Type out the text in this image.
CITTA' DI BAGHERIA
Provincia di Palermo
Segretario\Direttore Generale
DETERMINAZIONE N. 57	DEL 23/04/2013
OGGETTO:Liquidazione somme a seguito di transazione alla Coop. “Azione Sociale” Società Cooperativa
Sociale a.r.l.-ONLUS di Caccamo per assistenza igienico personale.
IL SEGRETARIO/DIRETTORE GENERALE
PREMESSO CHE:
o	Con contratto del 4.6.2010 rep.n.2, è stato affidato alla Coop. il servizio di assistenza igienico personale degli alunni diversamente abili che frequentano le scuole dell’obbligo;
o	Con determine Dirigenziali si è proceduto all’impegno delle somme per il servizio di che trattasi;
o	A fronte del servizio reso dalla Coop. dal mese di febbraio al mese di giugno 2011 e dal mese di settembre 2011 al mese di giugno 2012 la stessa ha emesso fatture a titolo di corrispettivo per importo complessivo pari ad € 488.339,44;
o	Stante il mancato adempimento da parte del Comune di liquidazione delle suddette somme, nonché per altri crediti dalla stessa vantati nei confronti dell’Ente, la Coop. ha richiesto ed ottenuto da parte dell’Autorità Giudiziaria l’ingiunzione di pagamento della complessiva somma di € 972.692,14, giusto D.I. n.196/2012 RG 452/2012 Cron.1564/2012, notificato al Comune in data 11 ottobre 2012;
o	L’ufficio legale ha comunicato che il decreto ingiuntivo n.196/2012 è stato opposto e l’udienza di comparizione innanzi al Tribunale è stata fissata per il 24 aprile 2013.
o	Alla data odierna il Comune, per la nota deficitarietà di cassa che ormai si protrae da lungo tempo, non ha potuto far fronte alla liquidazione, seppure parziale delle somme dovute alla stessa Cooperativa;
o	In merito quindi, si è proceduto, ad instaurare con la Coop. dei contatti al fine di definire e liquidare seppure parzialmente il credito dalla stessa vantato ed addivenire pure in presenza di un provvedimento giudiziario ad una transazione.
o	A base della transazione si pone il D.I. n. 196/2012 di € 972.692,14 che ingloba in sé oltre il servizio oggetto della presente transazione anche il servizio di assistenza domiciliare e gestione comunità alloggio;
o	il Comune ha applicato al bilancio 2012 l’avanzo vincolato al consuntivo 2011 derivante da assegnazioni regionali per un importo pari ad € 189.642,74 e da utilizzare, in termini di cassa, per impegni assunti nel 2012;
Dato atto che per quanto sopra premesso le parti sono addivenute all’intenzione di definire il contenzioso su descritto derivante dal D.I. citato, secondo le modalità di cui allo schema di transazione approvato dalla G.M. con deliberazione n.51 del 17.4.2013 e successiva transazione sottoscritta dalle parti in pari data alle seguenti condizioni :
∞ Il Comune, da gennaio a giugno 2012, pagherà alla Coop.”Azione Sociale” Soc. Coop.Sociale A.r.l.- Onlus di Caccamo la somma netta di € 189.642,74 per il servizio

[Work to do]: Write every line of the material above again, exactly.

[Reply]:
Type out the text in this image.
CITTA' DI BAGHERIA
Provincia di Palermo
Segretario\Direttore Generale
DETERMINAZIONE N. 57	DEL 23/04/2013
OGGETTO:Liquidazione somme a seguito di transazione alla Coop. “Azione Sociale” Società Cooperativa
Sociale a.r.l.-ONLUS di Caccamo per assistenza igienico personale.
IL SEGRETARIO/DIRETTORE GENERALE
PREMESSO CHE:
o	Con contratto del 4.6.2010 rep.n.2, è stato affidato alla Coop. il servizio di assistenza igienico personale degli alunni diversamente abili che frequentano le scuole dell’obbligo;
o	Con determine Dirigenziali si è proceduto all’impegno delle somme per il servizio di che trattasi;
o	A fronte del servizio reso dalla Coop. dal mese di febbraio al mese di giugno 2011 e dal mese di settembre 2011 al mese di giugno 2012 la stessa ha emesso fatture a titolo di corrispettivo per importo complessivo pari ad € 488.339,44;
o	Stante il mancato adempimento da parte del Comune di liquidazione delle suddette somme, nonché per altri crediti dalla stessa vantati nei confronti dell’Ente, la Coop. ha richiesto ed ottenuto da parte dell’Autorità Giudiziaria l’ingiunzione di pagamento della complessiva somma di € 972.692,14, giusto D.I. n.196/2012 RG 452/2012 Cron.1564/2012, notificato al Comune in data 11 ottobre 2012;
o	L’ufficio legale ha comunicato che il decreto ingiuntivo n.196/2012 è stato opposto e l’udienza di comparizione innanzi al Tribunale è stata fissata per il 24 aprile 2013.
o	Alla data odierna il Comune, per la nota deficitarietà di cassa che ormai si protrae da lungo tempo, non ha potuto far fronte alla liquidazione, seppure parziale delle somme dovute alla stessa Cooperativa;
o	In merito quindi, si è proceduto, ad instaurare con la Coop. dei contatti al fine di definire e liquidare seppure parzialmente il credito dalla stessa vantato ed addivenire pure in presenza di un provvedimento giudiziario ad una transazione.
o	A base della transazione si pone il D.I. n. 196/2012 di € 972.692,14 che ingloba in sé oltre il servizio oggetto della presente transazione anche il servizio di assistenza domiciliare e gestione comunità alloggio;
o	il Comune ha applicato al bilancio 2012 l’avanzo vincolato al consuntivo 2011 derivante da assegnazioni regionali per un importo pari ad € 189.642,74 e da utilizzare, in termini di cassa, per impegni assunti nel 2012;
Dato atto che per quanto sopra premesso le parti sono addivenute all’intenzione di definire il contenzioso su descritto derivante dal D.I. citato, secondo le modalità di cui allo schema di transazione approvato dalla G.M. con deliberazione n.51 del 17.4.2013 e successiva transazione sottoscritta dalle parti in pari data alle seguenti condizioni :
∞ Il Comune, da gennaio a giugno 2012, pagherà alla Coop.”Azione Sociale” Soc. Coop.Sociale A.r.l.- Onlus di Caccamo la somma netta di € 189.642,74 per il servizio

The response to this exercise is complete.